Each entry below should be echoed exactly, with pictures omitted.
┌─ Supplied material
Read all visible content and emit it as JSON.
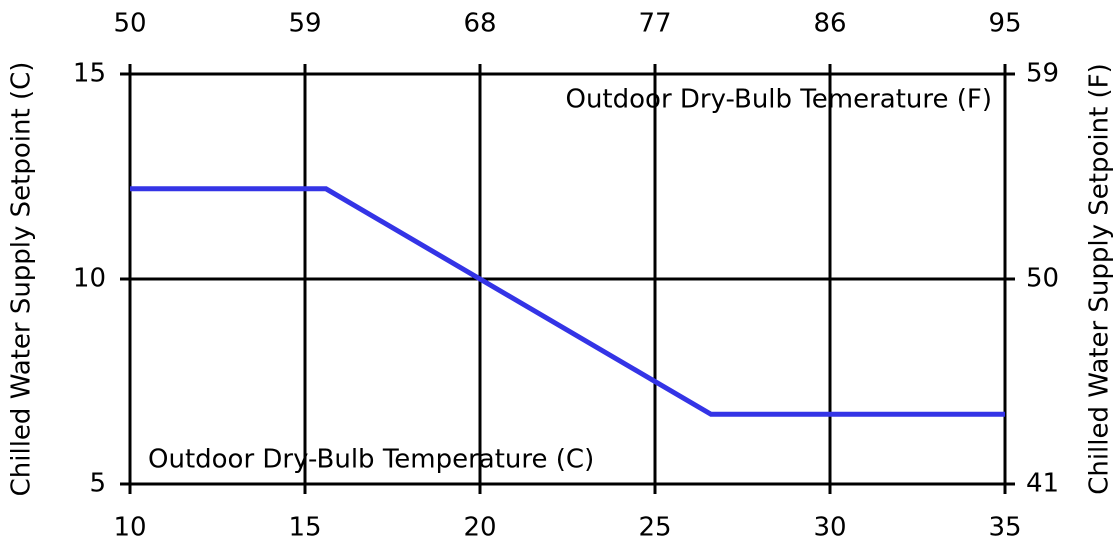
{
  "chart_data": {
    "type": "line",
    "xlabel": "Outdoor Dry-Bulb Temperature (C)",
    "x2label": "Outdoor Dry-Bulb Temerature (F)",
    "ylabel": "Chilled Water Supply Setpoint (C)",
    "y2label": "Chilled Water Supply Setpoint (F)",
    "x": [
      10,
      15.6,
      26.6,
      35
    ],
    "values": [
      12.2,
      12.2,
      6.7,
      6.7
    ],
    "color": "#3434e6",
    "xlim": [
      10,
      35
    ],
    "xticks": [
      10,
      15,
      20,
      25,
      30,
      35
    ],
    "x2lim": [
      50,
      95
    ],
    "x2ticks": [
      50,
      59,
      68,
      77,
      86,
      95
    ],
    "ylim": [
      5,
      15
    ],
    "yticks": [
      5,
      10,
      15
    ],
    "y2lim": [
      41,
      59
    ],
    "y2ticks": [
      41,
      50,
      59
    ],
    "grid": true
  }
}
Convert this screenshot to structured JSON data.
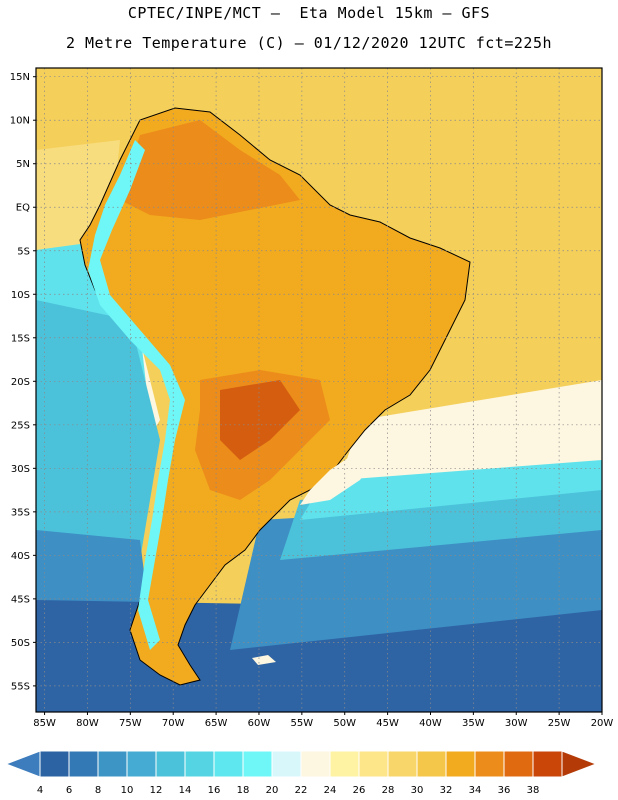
{
  "header": {
    "line1": "CPTEC/INPE/MCT –  Eta Model 15km – GFS",
    "line2": "2 Metre Temperature (C) – 01/12/2020 12UTC fct=225h"
  },
  "map": {
    "lat_labels": [
      "15N",
      "10N",
      "5N",
      "EQ",
      "5S",
      "10S",
      "15S",
      "20S",
      "25S",
      "30S",
      "35S",
      "40S",
      "45S",
      "50S",
      "55S"
    ],
    "lat_values": [
      15,
      10,
      5,
      0,
      -5,
      -10,
      -15,
      -20,
      -25,
      -30,
      -35,
      -40,
      -45,
      -50,
      -55
    ],
    "lon_labels": [
      "85W",
      "80W",
      "75W",
      "70W",
      "65W",
      "60W",
      "55W",
      "50W",
      "45W",
      "40W",
      "35W",
      "30W",
      "25W",
      "20W"
    ],
    "lon_values": [
      -85,
      -80,
      -75,
      -70,
      -65,
      -60,
      -55,
      -50,
      -45,
      -40,
      -35,
      -30,
      -25,
      -20
    ],
    "extent": {
      "lon_min": -86,
      "lon_max": -20,
      "lat_min": -58,
      "lat_max": 16
    }
  },
  "colorbar": {
    "labels": [
      "4",
      "6",
      "8",
      "10",
      "12",
      "14",
      "16",
      "18",
      "20",
      "22",
      "24",
      "26",
      "28",
      "30",
      "32",
      "34",
      "36",
      "38"
    ],
    "colors": [
      "#2b63a3",
      "#3379b6",
      "#3d95c6",
      "#45abd2",
      "#4cc1da",
      "#55d5e3",
      "#5fe7ef",
      "#6ff7f8",
      "#d8f7fb",
      "#fdf6e0",
      "#fdf3a2",
      "#fde68a",
      "#f8d66a",
      "#f4c64a",
      "#f2aa1f",
      "#ec8c1a",
      "#e06a10",
      "#c94508"
    ],
    "end_low_color": "#3e7dbd",
    "end_high_color": "#b43b08"
  },
  "field_colors": {
    "ocean_deep": "#2f64a4",
    "ocean_mid": "#3d8fc4",
    "ocean_cool": "#4cc1da",
    "ocean_cyan": "#5fe2ec",
    "ocean_pale": "#fdf6e0",
    "ocean_warm": "#f8dd7e",
    "ocean_trop": "#f4cf5a",
    "land_warm": "#f2aa1f",
    "land_hot": "#ec8c1a",
    "land_vhot": "#d45d10",
    "andes_cold": "#6ff7f8"
  }
}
└─
## Solution
Read all visible content and emit it as JSON.
{
  "chart_data": {
    "type": "line",
    "xlabel": "Outdoor Dry-Bulb Temperature (C)",
    "x2label": "Outdoor Dry-Bulb Temerature (F)",
    "ylabel": "Chilled Water Supply Setpoint (C)",
    "y2label": "Chilled Water Supply Setpoint (F)",
    "x": [
      10,
      15.6,
      26.6,
      35
    ],
    "values": [
      12.2,
      12.2,
      6.7,
      6.7
    ],
    "color": "#3434e6",
    "xlim": [
      10,
      35
    ],
    "xticks": [
      10,
      15,
      20,
      25,
      30,
      35
    ],
    "x2lim": [
      50,
      95
    ],
    "x2ticks": [
      50,
      59,
      68,
      77,
      86,
      95
    ],
    "ylim": [
      5,
      15
    ],
    "yticks": [
      5,
      10,
      15
    ],
    "y2lim": [
      41,
      59
    ],
    "y2ticks": [
      41,
      50,
      59
    ],
    "grid": true
  }
}
Convert this screenshot to structured JSON data.
{
  "header": {
    "line1": "CPTEC/INPE/MCT –  Eta Model 15km – GFS",
    "line2": "2 Metre Temperature (C) – 01/12/2020 12UTC fct=225h"
  },
  "map": {
    "lat_labels": [
      "15N",
      "10N",
      "5N",
      "EQ",
      "5S",
      "10S",
      "15S",
      "20S",
      "25S",
      "30S",
      "35S",
      "40S",
      "45S",
      "50S",
      "55S"
    ],
    "lat_values": [
      15,
      10,
      5,
      0,
      -5,
      -10,
      -15,
      -20,
      -25,
      -30,
      -35,
      -40,
      -45,
      -50,
      -55
    ],
    "lon_labels": [
      "85W",
      "80W",
      "75W",
      "70W",
      "65W",
      "60W",
      "55W",
      "50W",
      "45W",
      "40W",
      "35W",
      "30W",
      "25W",
      "20W"
    ],
    "lon_values": [
      -85,
      -80,
      -75,
      -70,
      -65,
      -60,
      -55,
      -50,
      -45,
      -40,
      -35,
      -30,
      -25,
      -20
    ],
    "extent": {
      "lon_min": -86,
      "lon_max": -20,
      "lat_min": -58,
      "lat_max": 16
    }
  },
  "colorbar": {
    "labels": [
      "4",
      "6",
      "8",
      "10",
      "12",
      "14",
      "16",
      "18",
      "20",
      "22",
      "24",
      "26",
      "28",
      "30",
      "32",
      "34",
      "36",
      "38"
    ],
    "colors": [
      "#2b63a3",
      "#3379b6",
      "#3d95c6",
      "#45abd2",
      "#4cc1da",
      "#55d5e3",
      "#5fe7ef",
      "#6ff7f8",
      "#d8f7fb",
      "#fdf6e0",
      "#fdf3a2",
      "#fde68a",
      "#f8d66a",
      "#f4c64a",
      "#f2aa1f",
      "#ec8c1a",
      "#e06a10",
      "#c94508"
    ],
    "end_low_color": "#3e7dbd",
    "end_high_color": "#b43b08"
  },
  "field_colors": {
    "ocean_deep": "#2f64a4",
    "ocean_mid": "#3d8fc4",
    "ocean_cool": "#4cc1da",
    "ocean_cyan": "#5fe2ec",
    "ocean_pale": "#fdf6e0",
    "ocean_warm": "#f8dd7e",
    "ocean_trop": "#f4cf5a",
    "land_warm": "#f2aa1f",
    "land_hot": "#ec8c1a",
    "land_vhot": "#d45d10",
    "andes_cold": "#6ff7f8"
  }
}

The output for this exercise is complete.